start EXERCISE INPUT

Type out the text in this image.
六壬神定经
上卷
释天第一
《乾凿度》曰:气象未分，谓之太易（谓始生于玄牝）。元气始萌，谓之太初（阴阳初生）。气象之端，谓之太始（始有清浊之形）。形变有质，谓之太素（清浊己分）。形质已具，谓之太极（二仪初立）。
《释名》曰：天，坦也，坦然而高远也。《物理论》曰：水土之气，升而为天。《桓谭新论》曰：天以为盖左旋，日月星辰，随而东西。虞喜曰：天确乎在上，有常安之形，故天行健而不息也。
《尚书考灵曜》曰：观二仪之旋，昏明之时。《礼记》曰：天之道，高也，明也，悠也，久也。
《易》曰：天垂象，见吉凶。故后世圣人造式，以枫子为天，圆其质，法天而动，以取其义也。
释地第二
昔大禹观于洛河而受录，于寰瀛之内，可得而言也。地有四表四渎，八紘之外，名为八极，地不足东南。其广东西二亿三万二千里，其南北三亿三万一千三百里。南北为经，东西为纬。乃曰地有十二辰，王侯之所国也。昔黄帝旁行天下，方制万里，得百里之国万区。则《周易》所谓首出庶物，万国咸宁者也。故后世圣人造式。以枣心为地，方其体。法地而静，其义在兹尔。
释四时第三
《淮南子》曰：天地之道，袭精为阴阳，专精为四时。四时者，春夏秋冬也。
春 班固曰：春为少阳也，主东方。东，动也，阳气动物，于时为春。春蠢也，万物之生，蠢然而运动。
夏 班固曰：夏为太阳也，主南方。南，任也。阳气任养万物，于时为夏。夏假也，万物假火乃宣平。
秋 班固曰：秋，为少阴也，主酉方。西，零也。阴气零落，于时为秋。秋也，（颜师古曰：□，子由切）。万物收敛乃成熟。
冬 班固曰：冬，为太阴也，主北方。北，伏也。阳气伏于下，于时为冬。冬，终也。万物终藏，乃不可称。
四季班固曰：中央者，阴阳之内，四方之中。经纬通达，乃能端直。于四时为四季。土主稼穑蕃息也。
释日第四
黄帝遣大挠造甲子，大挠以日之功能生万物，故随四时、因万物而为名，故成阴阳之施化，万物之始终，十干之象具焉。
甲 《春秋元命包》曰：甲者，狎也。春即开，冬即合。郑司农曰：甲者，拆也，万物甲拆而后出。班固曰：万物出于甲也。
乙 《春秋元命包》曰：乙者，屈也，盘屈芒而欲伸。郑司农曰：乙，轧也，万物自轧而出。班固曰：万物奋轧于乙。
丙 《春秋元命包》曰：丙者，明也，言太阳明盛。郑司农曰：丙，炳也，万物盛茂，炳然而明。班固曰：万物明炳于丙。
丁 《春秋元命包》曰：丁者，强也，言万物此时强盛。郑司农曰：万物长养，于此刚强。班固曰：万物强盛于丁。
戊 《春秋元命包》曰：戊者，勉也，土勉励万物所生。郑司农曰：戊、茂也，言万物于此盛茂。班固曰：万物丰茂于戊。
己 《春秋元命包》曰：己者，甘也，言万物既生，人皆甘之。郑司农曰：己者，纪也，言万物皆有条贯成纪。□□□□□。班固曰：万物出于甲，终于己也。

end EXERCISE INPUT

THE PROBLEM
Determine how many lines of the data contain the word "春秋元命包", and reply with that number only.

TASK SOLUTION
6